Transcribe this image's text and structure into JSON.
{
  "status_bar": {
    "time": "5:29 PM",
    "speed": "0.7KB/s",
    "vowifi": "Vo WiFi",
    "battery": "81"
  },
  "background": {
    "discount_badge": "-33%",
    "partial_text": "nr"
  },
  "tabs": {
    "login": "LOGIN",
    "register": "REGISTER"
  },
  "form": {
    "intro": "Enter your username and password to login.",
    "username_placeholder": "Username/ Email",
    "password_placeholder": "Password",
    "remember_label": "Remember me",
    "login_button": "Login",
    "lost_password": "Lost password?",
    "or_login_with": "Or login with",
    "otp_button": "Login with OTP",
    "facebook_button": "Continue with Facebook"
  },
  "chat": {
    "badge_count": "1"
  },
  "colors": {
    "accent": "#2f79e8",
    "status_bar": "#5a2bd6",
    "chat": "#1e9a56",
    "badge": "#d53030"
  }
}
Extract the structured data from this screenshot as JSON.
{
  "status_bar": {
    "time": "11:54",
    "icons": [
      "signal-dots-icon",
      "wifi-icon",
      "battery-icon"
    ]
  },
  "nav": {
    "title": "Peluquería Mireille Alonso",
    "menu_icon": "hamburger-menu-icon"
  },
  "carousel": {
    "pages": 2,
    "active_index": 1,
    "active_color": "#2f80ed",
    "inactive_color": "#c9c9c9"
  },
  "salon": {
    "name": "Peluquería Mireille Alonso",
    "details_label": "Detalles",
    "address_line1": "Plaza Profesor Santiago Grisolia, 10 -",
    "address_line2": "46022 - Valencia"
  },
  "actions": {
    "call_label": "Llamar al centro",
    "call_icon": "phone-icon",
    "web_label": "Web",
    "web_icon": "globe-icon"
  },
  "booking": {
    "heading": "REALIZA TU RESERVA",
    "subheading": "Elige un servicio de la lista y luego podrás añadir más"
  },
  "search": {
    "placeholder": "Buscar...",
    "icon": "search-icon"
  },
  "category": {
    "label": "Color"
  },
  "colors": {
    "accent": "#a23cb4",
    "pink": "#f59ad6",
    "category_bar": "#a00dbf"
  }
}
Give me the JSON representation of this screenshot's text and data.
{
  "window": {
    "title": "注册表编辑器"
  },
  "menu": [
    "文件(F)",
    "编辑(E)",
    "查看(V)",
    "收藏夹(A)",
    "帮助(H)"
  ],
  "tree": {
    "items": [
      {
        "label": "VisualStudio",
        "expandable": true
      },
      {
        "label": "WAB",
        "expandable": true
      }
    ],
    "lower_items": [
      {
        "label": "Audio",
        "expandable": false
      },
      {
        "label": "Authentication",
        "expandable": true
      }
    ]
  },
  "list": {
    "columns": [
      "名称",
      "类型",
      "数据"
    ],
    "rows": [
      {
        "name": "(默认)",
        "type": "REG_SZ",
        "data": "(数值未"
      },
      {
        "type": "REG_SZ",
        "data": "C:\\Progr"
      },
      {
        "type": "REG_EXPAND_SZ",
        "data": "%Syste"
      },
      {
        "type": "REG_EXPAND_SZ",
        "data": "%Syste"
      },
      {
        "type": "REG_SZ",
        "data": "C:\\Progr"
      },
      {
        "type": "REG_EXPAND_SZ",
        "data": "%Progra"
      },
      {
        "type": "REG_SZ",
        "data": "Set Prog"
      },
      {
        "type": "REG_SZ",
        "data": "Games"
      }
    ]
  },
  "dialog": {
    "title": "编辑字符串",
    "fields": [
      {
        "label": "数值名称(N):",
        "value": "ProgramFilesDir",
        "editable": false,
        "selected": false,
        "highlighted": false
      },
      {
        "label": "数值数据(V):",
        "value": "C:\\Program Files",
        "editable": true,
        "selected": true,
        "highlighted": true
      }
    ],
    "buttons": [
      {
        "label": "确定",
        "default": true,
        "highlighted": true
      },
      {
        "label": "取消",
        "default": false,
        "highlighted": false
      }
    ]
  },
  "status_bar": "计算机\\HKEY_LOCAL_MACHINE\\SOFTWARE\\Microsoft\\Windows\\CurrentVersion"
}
........
*Task details*
Return the lines of the records that include the string "false".

*Correct output*
        "expandable": false
        "editable": false,
        "selected": false,
        "highlighted": false
        "default": false,
        "highlighted": false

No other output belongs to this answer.